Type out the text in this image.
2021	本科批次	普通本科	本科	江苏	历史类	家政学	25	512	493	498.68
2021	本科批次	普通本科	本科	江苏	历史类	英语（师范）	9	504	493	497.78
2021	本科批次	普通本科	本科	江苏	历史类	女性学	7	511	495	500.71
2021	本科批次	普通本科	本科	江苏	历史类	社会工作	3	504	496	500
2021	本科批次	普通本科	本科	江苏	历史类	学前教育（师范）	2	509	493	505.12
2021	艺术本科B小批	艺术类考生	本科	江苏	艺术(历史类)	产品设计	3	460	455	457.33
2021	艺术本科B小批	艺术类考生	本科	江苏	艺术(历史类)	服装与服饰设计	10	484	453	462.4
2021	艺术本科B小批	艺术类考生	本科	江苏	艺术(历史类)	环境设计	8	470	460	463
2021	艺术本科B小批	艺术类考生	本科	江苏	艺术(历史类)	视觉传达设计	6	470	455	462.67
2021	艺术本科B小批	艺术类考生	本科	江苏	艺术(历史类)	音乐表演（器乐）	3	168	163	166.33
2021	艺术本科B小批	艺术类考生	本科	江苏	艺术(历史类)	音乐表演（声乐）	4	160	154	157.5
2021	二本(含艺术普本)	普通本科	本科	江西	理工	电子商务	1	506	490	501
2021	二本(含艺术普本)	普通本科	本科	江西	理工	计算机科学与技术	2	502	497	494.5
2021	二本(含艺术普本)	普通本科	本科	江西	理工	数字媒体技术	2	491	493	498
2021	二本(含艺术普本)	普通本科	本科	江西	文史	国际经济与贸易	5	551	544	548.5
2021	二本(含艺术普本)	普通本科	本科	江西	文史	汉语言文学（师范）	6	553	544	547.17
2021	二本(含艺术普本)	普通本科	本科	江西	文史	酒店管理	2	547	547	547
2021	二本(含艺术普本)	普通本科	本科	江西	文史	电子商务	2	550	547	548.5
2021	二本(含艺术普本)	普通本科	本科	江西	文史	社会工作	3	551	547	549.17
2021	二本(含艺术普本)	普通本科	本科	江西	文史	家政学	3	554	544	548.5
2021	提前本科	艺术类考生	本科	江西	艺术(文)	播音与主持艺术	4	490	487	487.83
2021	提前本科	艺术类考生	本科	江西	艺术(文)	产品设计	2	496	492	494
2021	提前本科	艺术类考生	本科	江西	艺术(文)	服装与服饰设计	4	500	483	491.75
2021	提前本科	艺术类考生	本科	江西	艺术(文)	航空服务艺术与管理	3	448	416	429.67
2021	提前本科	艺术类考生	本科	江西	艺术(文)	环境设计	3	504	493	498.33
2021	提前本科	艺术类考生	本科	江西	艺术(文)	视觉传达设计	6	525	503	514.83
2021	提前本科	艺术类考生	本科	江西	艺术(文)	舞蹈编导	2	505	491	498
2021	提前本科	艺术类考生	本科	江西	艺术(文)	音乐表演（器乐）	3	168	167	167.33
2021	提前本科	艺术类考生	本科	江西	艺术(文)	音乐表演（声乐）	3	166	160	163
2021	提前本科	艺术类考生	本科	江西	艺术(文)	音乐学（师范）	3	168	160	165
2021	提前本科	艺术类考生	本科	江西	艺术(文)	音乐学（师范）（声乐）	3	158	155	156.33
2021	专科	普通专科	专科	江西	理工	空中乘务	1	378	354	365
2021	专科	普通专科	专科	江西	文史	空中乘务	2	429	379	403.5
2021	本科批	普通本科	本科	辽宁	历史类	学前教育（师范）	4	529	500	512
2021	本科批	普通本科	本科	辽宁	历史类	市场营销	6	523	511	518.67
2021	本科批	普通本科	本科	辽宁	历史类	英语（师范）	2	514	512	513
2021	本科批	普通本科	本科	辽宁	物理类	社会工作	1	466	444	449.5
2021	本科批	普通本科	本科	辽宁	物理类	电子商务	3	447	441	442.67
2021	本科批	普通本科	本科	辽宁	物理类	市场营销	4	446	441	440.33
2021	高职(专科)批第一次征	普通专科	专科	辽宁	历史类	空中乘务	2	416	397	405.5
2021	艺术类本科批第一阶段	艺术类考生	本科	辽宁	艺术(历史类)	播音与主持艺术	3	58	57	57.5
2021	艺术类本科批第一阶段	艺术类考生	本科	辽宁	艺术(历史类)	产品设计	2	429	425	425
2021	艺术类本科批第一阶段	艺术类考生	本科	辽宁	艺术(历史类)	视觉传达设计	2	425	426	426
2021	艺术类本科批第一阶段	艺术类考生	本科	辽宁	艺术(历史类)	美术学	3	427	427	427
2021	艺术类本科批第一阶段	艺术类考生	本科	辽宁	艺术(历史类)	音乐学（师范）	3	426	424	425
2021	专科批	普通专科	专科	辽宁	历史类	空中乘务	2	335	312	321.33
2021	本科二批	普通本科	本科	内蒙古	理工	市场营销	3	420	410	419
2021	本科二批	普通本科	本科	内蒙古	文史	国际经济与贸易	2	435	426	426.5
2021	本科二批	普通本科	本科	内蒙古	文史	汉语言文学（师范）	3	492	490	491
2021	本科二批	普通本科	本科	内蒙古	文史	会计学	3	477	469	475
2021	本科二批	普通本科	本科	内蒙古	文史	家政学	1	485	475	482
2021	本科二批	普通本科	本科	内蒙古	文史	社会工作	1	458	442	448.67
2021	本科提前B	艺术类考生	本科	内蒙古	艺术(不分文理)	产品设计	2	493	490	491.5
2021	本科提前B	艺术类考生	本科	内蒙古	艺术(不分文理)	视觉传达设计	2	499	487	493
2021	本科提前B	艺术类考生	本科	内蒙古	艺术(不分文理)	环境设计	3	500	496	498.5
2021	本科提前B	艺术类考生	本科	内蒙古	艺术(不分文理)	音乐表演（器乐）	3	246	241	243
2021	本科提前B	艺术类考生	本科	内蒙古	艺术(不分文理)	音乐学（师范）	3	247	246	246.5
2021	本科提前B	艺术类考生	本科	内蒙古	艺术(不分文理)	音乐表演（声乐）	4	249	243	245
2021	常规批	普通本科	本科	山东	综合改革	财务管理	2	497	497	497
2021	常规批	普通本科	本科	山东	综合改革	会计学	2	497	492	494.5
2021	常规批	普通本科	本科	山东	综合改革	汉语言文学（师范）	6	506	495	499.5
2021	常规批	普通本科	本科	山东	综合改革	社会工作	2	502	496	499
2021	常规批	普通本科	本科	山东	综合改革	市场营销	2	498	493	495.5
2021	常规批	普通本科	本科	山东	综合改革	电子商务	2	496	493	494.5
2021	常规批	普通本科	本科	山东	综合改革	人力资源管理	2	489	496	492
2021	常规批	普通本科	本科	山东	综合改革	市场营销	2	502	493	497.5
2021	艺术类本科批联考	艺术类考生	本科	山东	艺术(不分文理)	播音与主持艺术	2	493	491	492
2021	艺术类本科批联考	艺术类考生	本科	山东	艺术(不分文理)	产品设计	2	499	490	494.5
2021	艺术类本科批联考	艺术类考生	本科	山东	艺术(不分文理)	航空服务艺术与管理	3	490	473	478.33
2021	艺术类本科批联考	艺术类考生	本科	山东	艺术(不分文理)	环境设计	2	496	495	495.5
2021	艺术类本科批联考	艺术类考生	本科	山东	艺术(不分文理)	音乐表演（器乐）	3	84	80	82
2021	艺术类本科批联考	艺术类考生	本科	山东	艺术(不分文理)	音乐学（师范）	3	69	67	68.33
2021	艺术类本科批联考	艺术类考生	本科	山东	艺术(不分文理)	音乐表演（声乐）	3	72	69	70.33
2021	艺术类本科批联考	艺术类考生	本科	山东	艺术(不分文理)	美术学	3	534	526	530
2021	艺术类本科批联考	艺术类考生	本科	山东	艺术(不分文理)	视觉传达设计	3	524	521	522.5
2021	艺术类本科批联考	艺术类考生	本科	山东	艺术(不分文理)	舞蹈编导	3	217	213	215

Written exercise: Every entry above needs to be quoted exactly.

Finished answer:
Type out the text in this image.
2021	本科批次	普通本科	本科	江苏	历史类	家政学	25	512	493	498.68
2021	本科批次	普通本科	本科	江苏	历史类	英语（师范）	9	504	493	497.78
2021	本科批次	普通本科	本科	江苏	历史类	女性学	7	511	495	500.71
2021	本科批次	普通本科	本科	江苏	历史类	社会工作	3	504	496	500
2021	本科批次	普通本科	本科	江苏	历史类	学前教育（师范）	2	509	493	505.12
2021	艺术本科B小批	艺术类考生	本科	江苏	艺术(历史类)	产品设计	3	460	455	457.33
2021	艺术本科B小批	艺术类考生	本科	江苏	艺术(历史类)	服装与服饰设计	10	484	453	462.4
2021	艺术本科B小批	艺术类考生	本科	江苏	艺术(历史类)	环境设计	8	470	460	463
2021	艺术本科B小批	艺术类考生	本科	江苏	艺术(历史类)	视觉传达设计	6	470	455	462.67
2021	艺术本科B小批	艺术类考生	本科	江苏	艺术(历史类)	音乐表演（器乐）	3	168	163	166.33
2021	艺术本科B小批	艺术类考生	本科	江苏	艺术(历史类)	音乐表演（声乐）	4	160	154	157.5
2021	二本(含艺术普本)	普通本科	本科	江西	理工	电子商务	1	506	490	501
2021	二本(含艺术普本)	普通本科	本科	江西	理工	计算机科学与技术	2	502	497	494.5
2021	二本(含艺术普本)	普通本科	本科	江西	理工	数字媒体技术	2	491	493	498
2021	二本(含艺术普本)	普通本科	本科	江西	文史	国际经济与贸易	5	551	544	548.5
2021	二本(含艺术普本)	普通本科	本科	江西	文史	汉语言文学（师范）	6	553	544	547.17
2021	二本(含艺术普本)	普通本科	本科	江西	文史	酒店管理	2	547	547	547
2021	二本(含艺术普本)	普通本科	本科	江西	文史	电子商务	2	550	547	548.5
2021	二本(含艺术普本)	普通本科	本科	江西	文史	社会工作	3	551	547	549.17
2021	二本(含艺术普本)	普通本科	本科	江西	文史	家政学	3	554	544	548.5
2021	提前本科	艺术类考生	本科	江西	艺术(文)	播音与主持艺术	4	490	487	487.83
2021	提前本科	艺术类考生	本科	江西	艺术(文)	产品设计	2	496	492	494
2021	提前本科	艺术类考生	本科	江西	艺术(文)	服装与服饰设计	4	500	483	491.75
2021	提前本科	艺术类考生	本科	江西	艺术(文)	航空服务艺术与管理	3	448	416	429.67
2021	提前本科	艺术类考生	本科	江西	艺术(文)	环境设计	3	504	493	498.33
2021	提前本科	艺术类考生	本科	江西	艺术(文)	视觉传达设计	6	525	503	514.83
2021	提前本科	艺术类考生	本科	江西	艺术(文)	舞蹈编导	2	505	491	498
2021	提前本科	艺术类考生	本科	江西	艺术(文)	音乐表演（器乐）	3	168	167	167.33
2021	提前本科	艺术类考生	本科	江西	艺术(文)	音乐表演（声乐）	3	166	160	163
2021	提前本科	艺术类考生	本科	江西	艺术(文)	音乐学（师范）	3	168	160	165
2021	提前本科	艺术类考生	本科	江西	艺术(文)	音乐学（师范）（声乐）	3	158	155	156.33
2021	专科	普通专科	专科	江西	理工	空中乘务	1	378	354	365
2021	专科	普通专科	专科	江西	文史	空中乘务	2	429	379	403.5
2021	本科批	普通本科	本科	辽宁	历史类	学前教育（师范）	4	529	500	512
2021	本科批	普通本科	本科	辽宁	历史类	市场营销	6	523	511	518.67
2021	本科批	普通本科	本科	辽宁	历史类	英语（师范）	2	514	512	513
2021	本科批	普通本科	本科	辽宁	物理类	社会工作	1	466	444	449.5
2021	本科批	普通本科	本科	辽宁	物理类	电子商务	3	447	441	442.67
2021	本科批	普通本科	本科	辽宁	物理类	市场营销	4	446	441	440.33
2021	高职(专科)批第一次征	普通专科	专科	辽宁	历史类	空中乘务	2	416	397	405.5
2021	艺术类本科批第一阶段	艺术类考生	本科	辽宁	艺术(历史类)	播音与主持艺术	3	58	57	57.5
2021	艺术类本科批第一阶段	艺术类考生	本科	辽宁	艺术(历史类)	产品设计	2	429	425	425
2021	艺术类本科批第一阶段	艺术类考生	本科	辽宁	艺术(历史类)	视觉传达设计	2	425	426	426
2021	艺术类本科批第一阶段	艺术类考生	本科	辽宁	艺术(历史类)	美术学	3	427	427	427
2021	艺术类本科批第一阶段	艺术类考生	本科	辽宁	艺术(历史类)	音乐学（师范）	3	426	424	425
2021	专科批	普通专科	专科	辽宁	历史类	空中乘务	2	335	312	321.33
2021	本科二批	普通本科	本科	内蒙古	理工	市场营销	3	420	410	419
2021	本科二批	普通本科	本科	内蒙古	文史	国际经济与贸易	2	435	426	426.5
2021	本科二批	普通本科	本科	内蒙古	文史	汉语言文学（师范）	3	492	490	491
2021	本科二批	普通本科	本科	内蒙古	文史	会计学	3	477	469	475
2021	本科二批	普通本科	本科	内蒙古	文史	家政学	1	485	475	482
2021	本科二批	普通本科	本科	内蒙古	文史	社会工作	1	458	442	448.67
2021	本科提前B	艺术类考生	本科	内蒙古	艺术(不分文理)	产品设计	2	493	490	491.5
2021	本科提前B	艺术类考生	本科	内蒙古	艺术(不分文理)	视觉传达设计	2	499	487	493
2021	本科提前B	艺术类考生	本科	内蒙古	艺术(不分文理)	环境设计	3	500	496	498.5
2021	本科提前B	艺术类考生	本科	内蒙古	艺术(不分文理)	音乐表演（器乐）	3	246	241	243
2021	本科提前B	艺术类考生	本科	内蒙古	艺术(不分文理)	音乐学（师范）	3	247	246	246.5
2021	本科提前B	艺术类考生	本科	内蒙古	艺术(不分文理)	音乐表演（声乐）	4	249	243	245
2021	常规批	普通本科	本科	山东	综合改革	财务管理	2	497	497	497
2021	常规批	普通本科	本科	山东	综合改革	会计学	2	497	492	494.5
2021	常规批	普通本科	本科	山东	综合改革	汉语言文学（师范）	6	506	495	499.5
2021	常规批	普通本科	本科	山东	综合改革	社会工作	2	502	496	499
2021	常规批	普通本科	本科	山东	综合改革	市场营销	2	498	493	495.5
2021	常规批	普通本科	本科	山东	综合改革	电子商务	2	496	493	494.5
2021	常规批	普通本科	本科	山东	综合改革	人力资源管理	2	489	496	492
2021	常规批	普通本科	本科	山东	综合改革	市场营销	2	502	493	497.5
2021	艺术类本科批联考	艺术类考生	本科	山东	艺术(不分文理)	播音与主持艺术	2	493	491	492
2021	艺术类本科批联考	艺术类考生	本科	山东	艺术(不分文理)	产品设计	2	499	490	494.5
2021	艺术类本科批联考	艺术类考生	本科	山东	艺术(不分文理)	航空服务艺术与管理	3	490	473	478.33
2021	艺术类本科批联考	艺术类考生	本科	山东	艺术(不分文理)	环境设计	2	496	495	495.5
2021	艺术类本科批联考	艺术类考生	本科	山东	艺术(不分文理)	音乐表演（器乐）	3	84	80	82
2021	艺术类本科批联考	艺术类考生	本科	山东	艺术(不分文理)	音乐学（师范）	3	69	67	68.33
2021	艺术类本科批联考	艺术类考生	本科	山东	艺术(不分文理)	音乐表演（声乐）	3	72	69	70.33
2021	艺术类本科批联考	艺术类考生	本科	山东	艺术(不分文理)	美术学	3	534	526	530
2021	艺术类本科批联考	艺术类考生	本科	山东	艺术(不分文理)	视觉传达设计	3	524	521	522.5
2021	艺术类本科批联考	艺术类考生	本科	山东	艺术(不分文理)	舞蹈编导	3	217	213	215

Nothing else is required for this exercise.